» Data extract
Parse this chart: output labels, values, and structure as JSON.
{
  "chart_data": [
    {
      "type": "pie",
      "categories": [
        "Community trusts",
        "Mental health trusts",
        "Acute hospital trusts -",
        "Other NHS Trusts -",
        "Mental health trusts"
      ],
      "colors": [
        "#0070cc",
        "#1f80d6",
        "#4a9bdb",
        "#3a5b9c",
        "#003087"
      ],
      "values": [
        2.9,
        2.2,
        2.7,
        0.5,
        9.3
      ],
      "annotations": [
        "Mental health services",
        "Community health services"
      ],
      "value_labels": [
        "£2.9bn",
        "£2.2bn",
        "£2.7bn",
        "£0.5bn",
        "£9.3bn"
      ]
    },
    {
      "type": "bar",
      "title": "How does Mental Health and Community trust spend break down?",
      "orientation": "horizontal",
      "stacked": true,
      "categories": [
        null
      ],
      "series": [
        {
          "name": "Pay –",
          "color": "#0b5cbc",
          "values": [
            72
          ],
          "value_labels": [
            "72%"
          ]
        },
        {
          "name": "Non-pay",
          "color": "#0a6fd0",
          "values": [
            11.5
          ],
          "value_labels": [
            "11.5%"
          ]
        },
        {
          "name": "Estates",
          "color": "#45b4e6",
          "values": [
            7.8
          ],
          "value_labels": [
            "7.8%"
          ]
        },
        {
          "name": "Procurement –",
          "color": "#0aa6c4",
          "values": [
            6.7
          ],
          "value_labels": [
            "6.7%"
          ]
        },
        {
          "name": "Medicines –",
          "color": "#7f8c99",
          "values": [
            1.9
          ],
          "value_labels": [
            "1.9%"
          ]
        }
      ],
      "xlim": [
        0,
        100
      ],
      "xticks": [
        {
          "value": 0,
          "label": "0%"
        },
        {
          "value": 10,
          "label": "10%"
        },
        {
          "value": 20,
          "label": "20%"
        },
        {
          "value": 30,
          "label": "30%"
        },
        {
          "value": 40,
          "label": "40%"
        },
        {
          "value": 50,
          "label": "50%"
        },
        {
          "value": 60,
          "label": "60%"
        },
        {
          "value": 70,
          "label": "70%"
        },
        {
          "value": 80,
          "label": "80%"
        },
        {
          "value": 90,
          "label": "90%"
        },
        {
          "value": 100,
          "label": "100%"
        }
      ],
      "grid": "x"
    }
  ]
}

» Task objective
Check each line of the entries above for the word "name". List the ones that have it.

» The solution
          "name": "Pay –",
          "name": "Non-pay",
          "name": "Estates",
          "name": "Procurement –",
          "name": "Medicines –",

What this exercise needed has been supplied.